Items from a dataset:
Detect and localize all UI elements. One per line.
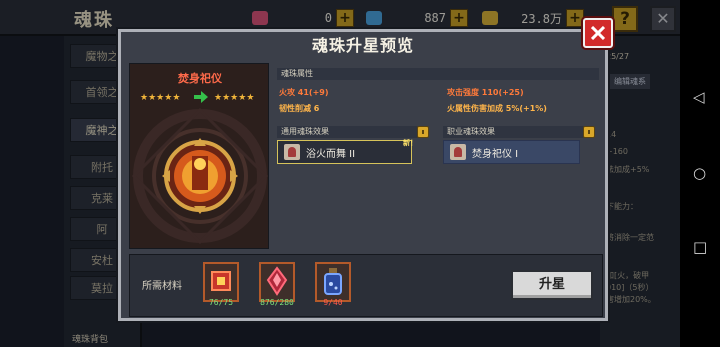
upgrade-star-button[interactable]: 升星 bbox=[511, 270, 593, 300]
star-icon: ★ bbox=[172, 93, 181, 103]
general-effect-slot[interactable]: 浴火而舞 II bbox=[277, 140, 412, 164]
system-navigation-bar: ◁ ○ □ bbox=[680, 0, 720, 347]
orb-image bbox=[150, 126, 250, 226]
red-gem-material-icon bbox=[211, 271, 231, 291]
back-nav-button[interactable]: ◁ bbox=[693, 88, 705, 106]
attr-fire-damage-bonus: 火属性伤害加成 5%(+1%) bbox=[447, 104, 547, 113]
recent-apps-nav-button[interactable]: □ bbox=[693, 238, 707, 256]
material-slot-1[interactable] bbox=[203, 262, 239, 302]
new-badge: 新！ bbox=[403, 139, 417, 147]
material-count-2: 876/280 bbox=[260, 298, 294, 307]
red-crystal-material-icon bbox=[266, 266, 288, 296]
star-icon: ★ bbox=[156, 93, 165, 103]
star-icon: ★ bbox=[148, 93, 157, 103]
star-icon: ★ bbox=[238, 93, 247, 103]
arrow-right-icon bbox=[194, 91, 208, 103]
general-effect-header: 通用魂珠效果 bbox=[277, 126, 425, 138]
class-effect-slot[interactable]: 焚身祀仪 I bbox=[443, 140, 580, 164]
stars-before: ★ ★ ★ ★ ★ bbox=[140, 94, 180, 103]
skill-icon bbox=[284, 144, 300, 160]
skill-icon bbox=[450, 144, 466, 160]
star-icon: ★ bbox=[230, 93, 239, 103]
star-upgrade-preview-dialog: 魂珠升星预览 焚身祀仪 ★ ★ ★ ★ ★ ★ ★ ★ ★ ★ 魂珠属性 火攻 … bbox=[118, 29, 608, 321]
orb-name: 焚身祀仪 bbox=[178, 72, 222, 85]
attr-attack-power: 攻击强度 110(+25) bbox=[447, 88, 524, 97]
star-icon: ★ bbox=[140, 93, 149, 103]
materials-label: 所需材料 bbox=[142, 281, 182, 292]
game-screen: 魂珠 0 + 887 + 23.8万 + ? ✕ 魔物之 首领之 魔神之 附托 … bbox=[0, 0, 720, 347]
orb-preview-panel: 焚身祀仪 ★ ★ ★ ★ ★ ★ ★ ★ ★ ★ bbox=[129, 63, 269, 249]
attributes-header: 魂珠属性 bbox=[277, 68, 599, 80]
star-icon: ★ bbox=[214, 93, 223, 103]
material-count-1: 76/75 bbox=[208, 298, 234, 307]
attr-toughness-reduce: 韧性削减 6 bbox=[279, 104, 320, 113]
dialog-close-button[interactable] bbox=[583, 18, 613, 48]
potion-material-icon bbox=[324, 268, 342, 295]
material-slot-2[interactable] bbox=[259, 262, 295, 302]
attr-fire-attack: 火攻 41(+9) bbox=[279, 88, 329, 97]
class-effect-name: 焚身祀仪 I bbox=[472, 148, 519, 160]
star-icon: ★ bbox=[246, 93, 255, 103]
dialog-title: 魂珠升星预览 bbox=[311, 36, 414, 55]
material-count-3: 9/40 bbox=[323, 298, 343, 307]
general-effect-info-icon[interactable] bbox=[417, 126, 429, 138]
material-slot-3[interactable] bbox=[315, 262, 351, 302]
class-effect-info-icon[interactable] bbox=[583, 126, 595, 138]
general-effect-name: 浴火而舞 II bbox=[306, 148, 356, 160]
home-nav-button[interactable]: ○ bbox=[693, 164, 706, 182]
stars-after: ★ ★ ★ ★ ★ bbox=[214, 94, 254, 103]
materials-bar: 所需材料 76/75 876/280 9/40 升星 bbox=[129, 254, 603, 317]
close-icon bbox=[591, 26, 605, 40]
star-icon: ★ bbox=[164, 93, 173, 103]
class-effect-header: 职业魂珠效果 bbox=[443, 126, 591, 138]
star-icon: ★ bbox=[222, 93, 231, 103]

Stated goal: Reproduce the lines starting at the one containing "upgrade-star-button[interactable]: 升星 bbox=[511, 270, 593, 300]" and ending at the one containing "class-effect-slot[interactable]: 焚身祀仪 I", both included, without any changes.

Finished answer:
upgrade-star-button[interactable]: 升星 bbox=[511, 270, 593, 300]
star-icon: ★ bbox=[172, 93, 181, 103]
general-effect-slot[interactable]: 浴火而舞 II bbox=[277, 140, 412, 164]
system-navigation-bar: ◁ ○ □ bbox=[680, 0, 720, 347]
orb-image bbox=[150, 126, 250, 226]
red-gem-material-icon bbox=[211, 271, 231, 291]
back-nav-button[interactable]: ◁ bbox=[693, 88, 705, 106]
attr-fire-damage-bonus: 火属性伤害加成 5%(+1%) bbox=[447, 104, 547, 113]
recent-apps-nav-button[interactable]: □ bbox=[693, 238, 707, 256]
material-slot-1[interactable] bbox=[203, 262, 239, 302]
new-badge: 新！ bbox=[403, 139, 417, 147]
material-count-2: 876/280 bbox=[260, 298, 294, 307]
red-crystal-material-icon bbox=[266, 266, 288, 296]
star-icon: ★ bbox=[156, 93, 165, 103]
star-icon: ★ bbox=[148, 93, 157, 103]
star-icon: ★ bbox=[238, 93, 247, 103]
arrow-right-icon bbox=[194, 91, 208, 103]
general-effect-header: 通用魂珠效果 bbox=[277, 126, 425, 138]
class-effect-slot[interactable]: 焚身祀仪 I bbox=[443, 140, 580, 164]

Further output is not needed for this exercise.